• [What needs to be done]
In the discussion of sentences about doctors' wives, explain in one to three sentences why the reply to "Which of these imply that all the doctors in our city are married?" is "None of them."

• [Page extract]
2) In our city, the wife of every doctor is highly educated.

3) In our city, all doctors' wives are highly educated.

4) In our city, the wives of all doctors are highly educated.

5) In our city, all the doctors' wives are highly educated.

6) In our city, the wives of all the doctors are highly educated.

Which of these imply that all the doctors in our city are married?

None of them. They only refer to doctors who have wives. They leave out single doctors and doctors with husbands.


Which couldn't be used if there were unmarried doctors in our city?

They can all be used, regardless of whether there are unmarried doctors or doctors with husbands.


Gratefully,
Navi
All your sentences are grammatical. None includes all the city's doctors. They only include doctors with wives.
 
You're asking whether in sentences 1, 3, and 5 every applies to doctor or wife, right? You've written them as deliberately ambiguous, haven't you?

If every applies to doctor, it means that all doctors are married. There are no unmarried doctors.
If every applies to wife, it doesn't mean that all doctors are married. There may be unmarried doctors, or doctors who are married to husbands.

In 2, 4, and 6 it applies to doctor only. That means that all doctors are married in those sentences.

The application of the reference word the has no bearing on the logic.
 
. . . If every applies to doctor, it means that all doctors are married. There are no unmarried doctors. . .
Are you sure? The way I read the sentences, all of them are about every doctor's wife, not every doctor: Is there a doctor's wife who isn't well educated? No, there isn't. All of the wives of doctors are well educated.

• [Dataset excerpt]
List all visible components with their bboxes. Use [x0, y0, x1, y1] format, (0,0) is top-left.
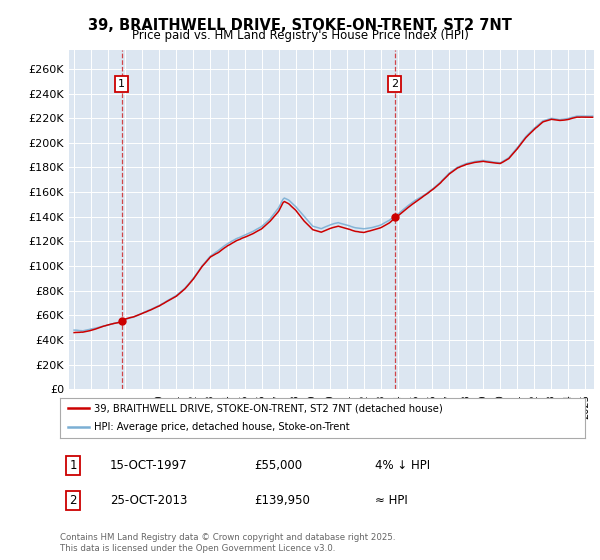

• [Written solution]
None of the sentences implies that every doctor in the city is married because they refer only to doctors who have wives. They leave out single doctors and doctors with husbands.